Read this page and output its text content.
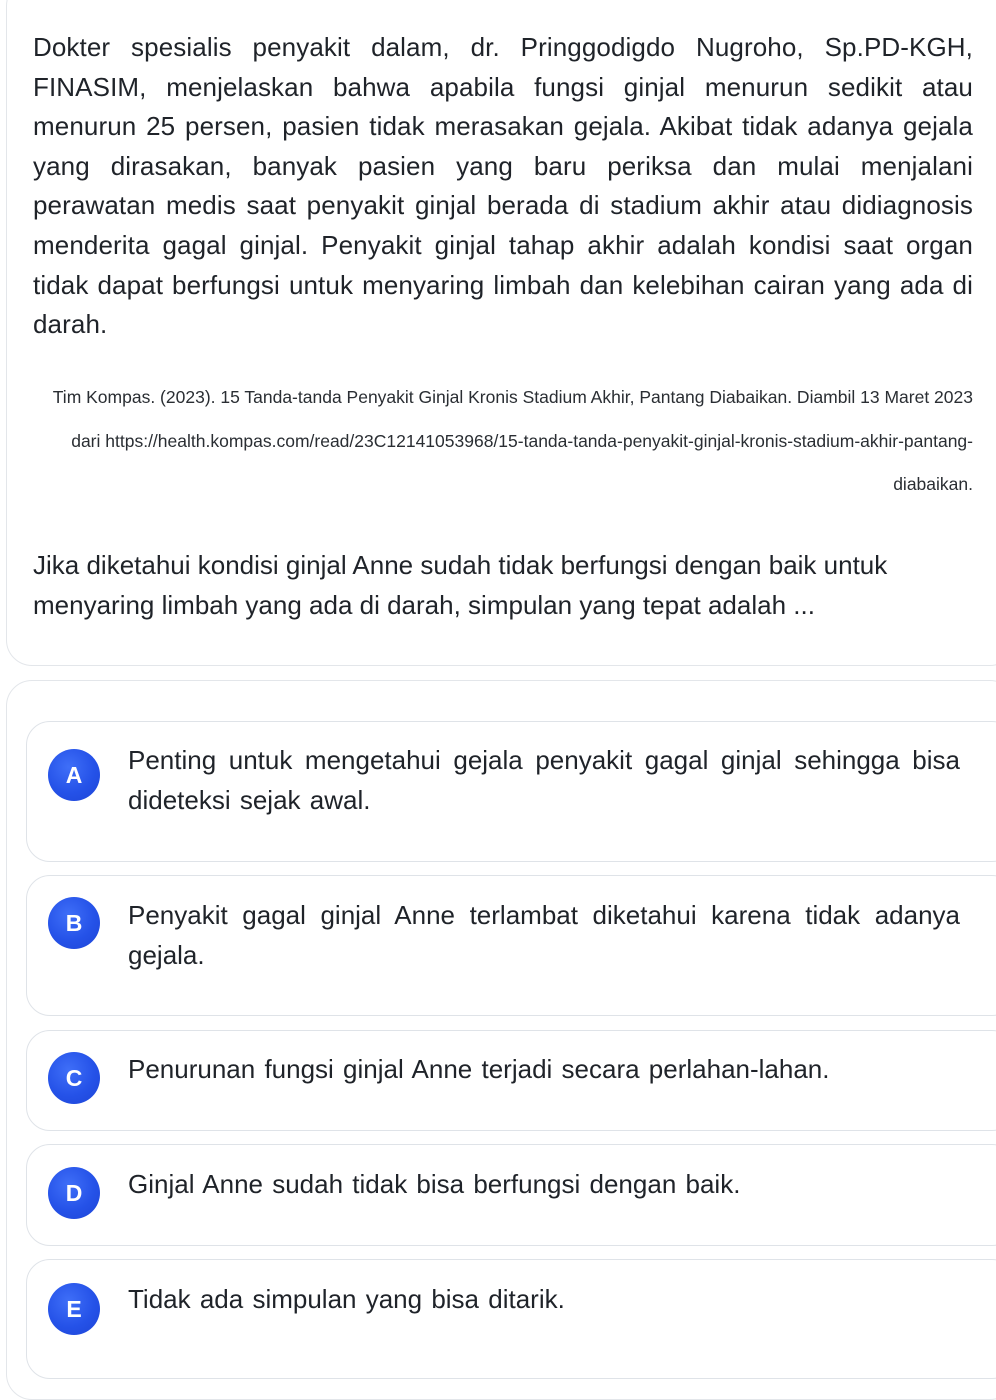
Dokter spesialis penyakit dalam, dr. Pringgodigdo Nugroho, Sp.PD-KGH, FINASIM, menjelaskan bahwa apabila fungsi ginjal menurun sedikit atau menurun 25 persen, pasien tidak merasakan gejala. Akibat tidak adanya gejala yang dirasakan, banyak pasien yang baru periksa dan mulai menjalani perawatan medis saat penyakit ginjal berada di stadium akhir atau didiagnosis menderita gagal ginjal. Penyakit ginjal tahap akhir adalah kondisi saat organ tidak dapat berfungsi untuk menyaring limbah dan kelebihan cairan yang ada di darah.

Tim Kompas. (2023). 15 Tanda-tanda Penyakit Ginjal Kronis Stadium Akhir, Pantang Diabaikan. Diambil 13 Maret 2023
dari https://health.kompas.com/read/23C12141053968/15-tanda-tanda-penyakit-ginjal-kronis-stadium-akhir-pantang-
diabaikan.

Jika diketahui kondisi ginjal Anne sudah tidak berfungsi dengan baik untuk menyaring limbah yang ada di darah, simpulan yang tepat adalah ...

A	Penting untuk mengetahui gejala penyakit gagal ginjal sehingga bisa dideteksi sejak awal.
B	Penyakit gagal ginjal Anne terlambat diketahui karena tidak adanya gejala.
C	Penurunan fungsi ginjal Anne terjadi secara perlahan-lahan.
D	Ginjal Anne sudah tidak bisa berfungsi dengan baik.
E	Tidak ada simpulan yang bisa ditarik.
:::::
> _Task brief_
Quote the material word for word, dropping any images it holds.

> _Full solution_
Read this page and output its text content.
Dokter spesialis penyakit dalam, dr. Pringgodigdo Nugroho, Sp.PD-KGH, FINASIM, menjelaskan bahwa apabila fungsi ginjal menurun sedikit atau menurun 25 persen, pasien tidak merasakan gejala. Akibat tidak adanya gejala yang dirasakan, banyak pasien yang baru periksa dan mulai menjalani perawatan medis saat penyakit ginjal berada di stadium akhir atau didiagnosis menderita gagal ginjal. Penyakit ginjal tahap akhir adalah kondisi saat organ tidak dapat berfungsi untuk menyaring limbah dan kelebihan cairan yang ada di darah.

Tim Kompas. (2023). 15 Tanda-tanda Penyakit Ginjal Kronis Stadium Akhir, Pantang Diabaikan. Diambil 13 Maret 2023
dari https://health.kompas.com/read/23C12141053968/15-tanda-tanda-penyakit-ginjal-kronis-stadium-akhir-pantang-
diabaikan.

Jika diketahui kondisi ginjal Anne sudah tidak berfungsi dengan baik untuk menyaring limbah yang ada di darah, simpulan yang tepat adalah ...

A	Penting untuk mengetahui gejala penyakit gagal ginjal sehingga bisa dideteksi sejak awal.
B	Penyakit gagal ginjal Anne terlambat diketahui karena tidak adanya gejala.
C	Penurunan fungsi ginjal Anne terjadi secara perlahan-lahan.
D	Ginjal Anne sudah tidak bisa berfungsi dengan baik.
E	Tidak ada simpulan yang bisa ditarik.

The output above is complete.